Go through the entries below and collect each line with the string "value" in it.
+++
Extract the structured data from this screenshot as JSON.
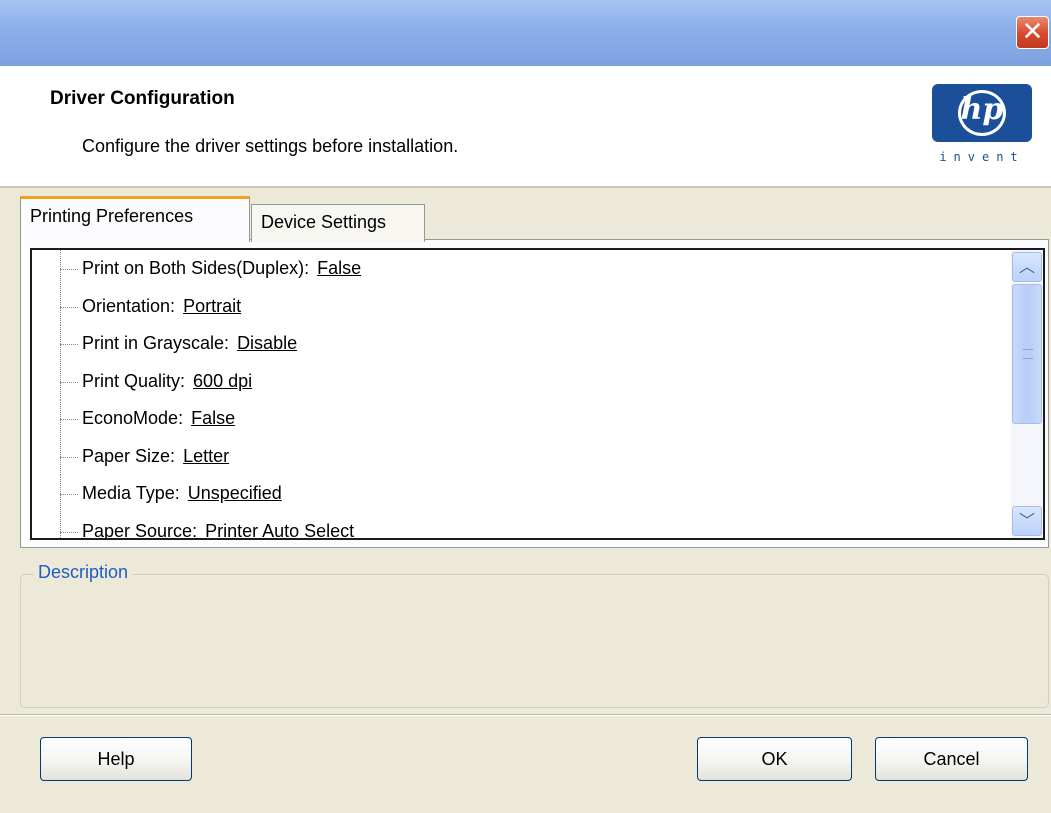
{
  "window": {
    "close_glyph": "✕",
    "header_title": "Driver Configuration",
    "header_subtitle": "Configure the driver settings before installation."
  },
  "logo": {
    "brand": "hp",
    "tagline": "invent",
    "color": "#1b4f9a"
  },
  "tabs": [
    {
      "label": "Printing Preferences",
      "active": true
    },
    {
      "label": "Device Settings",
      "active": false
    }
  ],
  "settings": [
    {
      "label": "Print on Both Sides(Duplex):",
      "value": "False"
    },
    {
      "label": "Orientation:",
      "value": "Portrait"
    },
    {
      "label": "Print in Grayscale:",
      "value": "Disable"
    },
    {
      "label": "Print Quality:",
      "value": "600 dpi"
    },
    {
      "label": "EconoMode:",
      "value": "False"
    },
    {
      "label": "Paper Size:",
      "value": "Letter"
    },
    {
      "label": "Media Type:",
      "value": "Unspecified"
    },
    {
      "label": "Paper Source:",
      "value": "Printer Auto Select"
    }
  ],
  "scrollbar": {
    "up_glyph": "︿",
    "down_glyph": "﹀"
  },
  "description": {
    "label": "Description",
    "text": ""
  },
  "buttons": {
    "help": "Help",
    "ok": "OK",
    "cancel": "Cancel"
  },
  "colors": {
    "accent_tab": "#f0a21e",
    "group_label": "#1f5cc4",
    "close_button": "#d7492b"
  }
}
+++
## WRITTEN RESPONSE
      "value": "False"
      "value": "Portrait"
      "value": "Disable"
      "value": "600 dpi"
      "value": "False"
      "value": "Letter"
      "value": "Unspecified"
      "value": "Printer Auto Select"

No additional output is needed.